Written request: Copy each line exactly.

Data shown:
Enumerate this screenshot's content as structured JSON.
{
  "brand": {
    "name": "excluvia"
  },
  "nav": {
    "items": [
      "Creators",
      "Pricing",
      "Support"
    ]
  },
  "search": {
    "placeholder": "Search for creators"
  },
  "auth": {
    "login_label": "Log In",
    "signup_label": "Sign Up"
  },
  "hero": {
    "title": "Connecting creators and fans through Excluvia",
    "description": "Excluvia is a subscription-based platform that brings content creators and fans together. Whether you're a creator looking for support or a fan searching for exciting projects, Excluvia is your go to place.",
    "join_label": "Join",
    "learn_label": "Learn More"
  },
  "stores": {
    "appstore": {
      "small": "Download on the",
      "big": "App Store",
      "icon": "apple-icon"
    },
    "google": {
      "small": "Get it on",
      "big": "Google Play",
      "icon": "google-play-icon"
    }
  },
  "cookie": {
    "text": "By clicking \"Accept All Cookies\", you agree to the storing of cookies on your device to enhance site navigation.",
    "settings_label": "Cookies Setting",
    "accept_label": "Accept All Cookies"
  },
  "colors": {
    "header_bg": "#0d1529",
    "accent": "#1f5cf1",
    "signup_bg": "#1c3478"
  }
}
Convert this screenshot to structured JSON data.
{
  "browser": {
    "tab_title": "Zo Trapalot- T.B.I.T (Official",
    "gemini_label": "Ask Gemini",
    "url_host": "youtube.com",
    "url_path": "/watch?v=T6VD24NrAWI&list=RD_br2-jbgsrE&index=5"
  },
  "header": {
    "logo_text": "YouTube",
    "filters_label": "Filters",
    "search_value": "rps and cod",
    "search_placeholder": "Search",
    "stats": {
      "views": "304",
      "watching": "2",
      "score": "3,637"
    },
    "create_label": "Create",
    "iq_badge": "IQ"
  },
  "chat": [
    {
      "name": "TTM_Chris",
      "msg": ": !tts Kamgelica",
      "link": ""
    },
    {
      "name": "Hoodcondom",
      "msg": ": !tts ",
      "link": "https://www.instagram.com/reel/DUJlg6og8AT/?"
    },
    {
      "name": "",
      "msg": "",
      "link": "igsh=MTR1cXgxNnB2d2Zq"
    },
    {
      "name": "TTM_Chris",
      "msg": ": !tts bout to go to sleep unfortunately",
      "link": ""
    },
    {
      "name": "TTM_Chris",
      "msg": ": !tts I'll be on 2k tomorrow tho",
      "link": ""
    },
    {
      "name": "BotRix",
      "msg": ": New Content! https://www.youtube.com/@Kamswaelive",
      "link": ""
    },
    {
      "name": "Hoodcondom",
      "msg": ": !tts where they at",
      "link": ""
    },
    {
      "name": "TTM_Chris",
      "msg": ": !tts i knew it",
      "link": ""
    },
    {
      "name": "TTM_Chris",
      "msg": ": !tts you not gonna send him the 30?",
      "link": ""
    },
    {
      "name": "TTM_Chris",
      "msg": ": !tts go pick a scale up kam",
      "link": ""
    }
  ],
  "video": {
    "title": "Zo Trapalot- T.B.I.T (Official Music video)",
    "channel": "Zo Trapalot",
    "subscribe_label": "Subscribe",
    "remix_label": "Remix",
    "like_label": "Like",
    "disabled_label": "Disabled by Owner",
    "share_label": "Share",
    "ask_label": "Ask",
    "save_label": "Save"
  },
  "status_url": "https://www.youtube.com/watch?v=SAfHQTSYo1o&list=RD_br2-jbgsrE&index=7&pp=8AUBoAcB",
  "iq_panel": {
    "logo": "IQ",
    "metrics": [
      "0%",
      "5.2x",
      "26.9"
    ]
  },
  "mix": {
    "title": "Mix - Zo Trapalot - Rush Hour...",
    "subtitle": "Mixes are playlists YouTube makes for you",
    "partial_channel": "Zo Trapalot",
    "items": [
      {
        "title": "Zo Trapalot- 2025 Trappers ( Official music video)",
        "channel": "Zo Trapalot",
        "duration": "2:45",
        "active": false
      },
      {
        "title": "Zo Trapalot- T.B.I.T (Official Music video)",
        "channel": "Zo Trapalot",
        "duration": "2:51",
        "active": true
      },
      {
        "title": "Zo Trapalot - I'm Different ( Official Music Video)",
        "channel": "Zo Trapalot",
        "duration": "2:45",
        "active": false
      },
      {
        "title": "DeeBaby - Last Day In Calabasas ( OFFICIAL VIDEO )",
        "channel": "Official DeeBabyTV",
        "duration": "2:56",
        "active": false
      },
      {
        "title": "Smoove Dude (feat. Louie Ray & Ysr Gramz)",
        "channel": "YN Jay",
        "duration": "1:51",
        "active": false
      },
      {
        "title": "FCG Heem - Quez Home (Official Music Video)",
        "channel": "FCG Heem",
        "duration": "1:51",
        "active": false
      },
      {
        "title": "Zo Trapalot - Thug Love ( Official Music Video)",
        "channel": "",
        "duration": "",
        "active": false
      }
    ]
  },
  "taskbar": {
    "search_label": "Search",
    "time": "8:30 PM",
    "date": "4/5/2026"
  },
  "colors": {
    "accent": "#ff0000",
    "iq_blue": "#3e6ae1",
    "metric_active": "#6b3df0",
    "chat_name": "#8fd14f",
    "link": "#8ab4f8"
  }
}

Written answer:
Enumerate this screenshot's content as structured JSON.
{
  "brand": {
    "name": "excluvia"
  },
  "nav": {
    "items": [
      "Creators",
      "Pricing",
      "Support"
    ]
  },
  "search": {
    "placeholder": "Search for creators"
  },
  "auth": {
    "login_label": "Log In",
    "signup_label": "Sign Up"
  },
  "hero": {
    "title": "Connecting creators and fans through Excluvia",
    "description": "Excluvia is a subscription-based platform that brings content creators and fans together. Whether you're a creator looking for support or a fan searching for exciting projects, Excluvia is your go to place.",
    "join_label": "Join",
    "learn_label": "Learn More"
  },
  "stores": {
    "appstore": {
      "small": "Download on the",
      "big": "App Store",
      "icon": "apple-icon"
    },
    "google": {
      "small": "Get it on",
      "big": "Google Play",
      "icon": "google-play-icon"
    }
  },
  "cookie": {
    "text": "By clicking \"Accept All Cookies\", you agree to the storing of cookies on your device to enhance site navigation.",
    "settings_label": "Cookies Setting",
    "accept_label": "Accept All Cookies"
  },
  "colors": {
    "header_bg": "#0d1529",
    "accent": "#1f5cf1",
    "signup_bg": "#1c3478"
  }
}
Convert this screenshot to structured JSON data.
{
  "browser": {
    "tab_title": "Zo Trapalot- T.B.I.T (Official",
    "gemini_label": "Ask Gemini",
    "url_host": "youtube.com",
    "url_path": "/watch?v=T6VD24NrAWI&list=RD_br2-jbgsrE&index=5"
  },
  "header": {
    "logo_text": "YouTube",
    "filters_label": "Filters",
    "search_value": "rps and cod",
    "search_placeholder": "Search",
    "stats": {
      "views": "304",
      "watching": "2",
      "score": "3,637"
    },
    "create_label": "Create",
    "iq_badge": "IQ"
  },
  "chat": [
    {
      "name": "TTM_Chris",
      "msg": ": !tts Kamgelica",
      "link": ""
    },
    {
      "name": "Hoodcondom",
      "msg": ": !tts ",
      "link": "https://www.instagram.com/reel/DUJlg6og8AT/?"
    },
    {
      "name": "",
      "msg": "",
      "link": "igsh=MTR1cXgxNnB2d2Zq"
    },
    {
      "name": "TTM_Chris",
      "msg": ": !tts bout to go to sleep unfortunately",
      "link": ""
    },
    {
      "name": "TTM_Chris",
      "msg": ": !tts I'll be on 2k tomorrow tho",
      "link": ""
    },
    {
      "name": "BotRix",
      "msg": ": New Content! https://www.youtube.com/@Kamswaelive",
      "link": ""
    },
    {
      "name": "Hoodcondom",
      "msg": ": !tts where they at",
      "link": ""
    },
    {
      "name": "TTM_Chris",
      "msg": ": !tts i knew it",
      "link": ""
    },
    {
      "name": "TTM_Chris",
      "msg": ": !tts you not gonna send him the 30?",
      "link": ""
    },
    {
      "name": "TTM_Chris",
      "msg": ": !tts go pick a scale up kam",
      "link": ""
    }
  ],
  "video": {
    "title": "Zo Trapalot- T.B.I.T (Official Music video)",
    "channel": "Zo Trapalot",
    "subscribe_label": "Subscribe",
    "remix_label": "Remix",
    "like_label": "Like",
    "disabled_label": "Disabled by Owner",
    "share_label": "Share",
    "ask_label": "Ask",
    "save_label": "Save"
  },
  "status_url": "https://www.youtube.com/watch?v=SAfHQTSYo1o&list=RD_br2-jbgsrE&index=7&pp=8AUBoAcB",
  "iq_panel": {
    "logo": "IQ",
    "metrics": [
      "0%",
      "5.2x",
      "26.9"
    ]
  },
  "mix": {
    "title": "Mix - Zo Trapalot - Rush Hour...",
    "subtitle": "Mixes are playlists YouTube makes for you",
    "partial_channel": "Zo Trapalot",
    "items": [
      {
        "title": "Zo Trapalot- 2025 Trappers ( Official music video)",
        "channel": "Zo Trapalot",
        "duration": "2:45",
        "active": false
      },
      {
        "title": "Zo Trapalot- T.B.I.T (Official Music video)",
        "channel": "Zo Trapalot",
        "duration": "2:51",
        "active": true
      },
      {
        "title": "Zo Trapalot - I'm Different ( Official Music Video)",
        "channel": "Zo Trapalot",
        "duration": "2:45",
        "active": false
      },
      {
        "title": "DeeBaby - Last Day In Calabasas ( OFFICIAL VIDEO )",
        "channel": "Official DeeBabyTV",
        "duration": "2:56",
        "active": false
      },
      {
        "title": "Smoove Dude (feat. Louie Ray & Ysr Gramz)",
        "channel": "YN Jay",
        "duration": "1:51",
        "active": false
      },
      {
        "title": "FCG Heem - Quez Home (Official Music Video)",
        "channel": "FCG Heem",
        "duration": "1:51",
        "active": false
      },
      {
        "title": "Zo Trapalot - Thug Love ( Official Music Video)",
        "channel": "",
        "duration": "",
        "active": false
      }
    ]
  },
  "taskbar": {
    "search_label": "Search",
    "time": "8:30 PM",
    "date": "4/5/2026"
  },
  "colors": {
    "accent": "#ff0000",
    "iq_blue": "#3e6ae1",
    "metric_active": "#6b3df0",
    "chat_name": "#8fd14f",
    "link": "#8ab4f8"
  }
}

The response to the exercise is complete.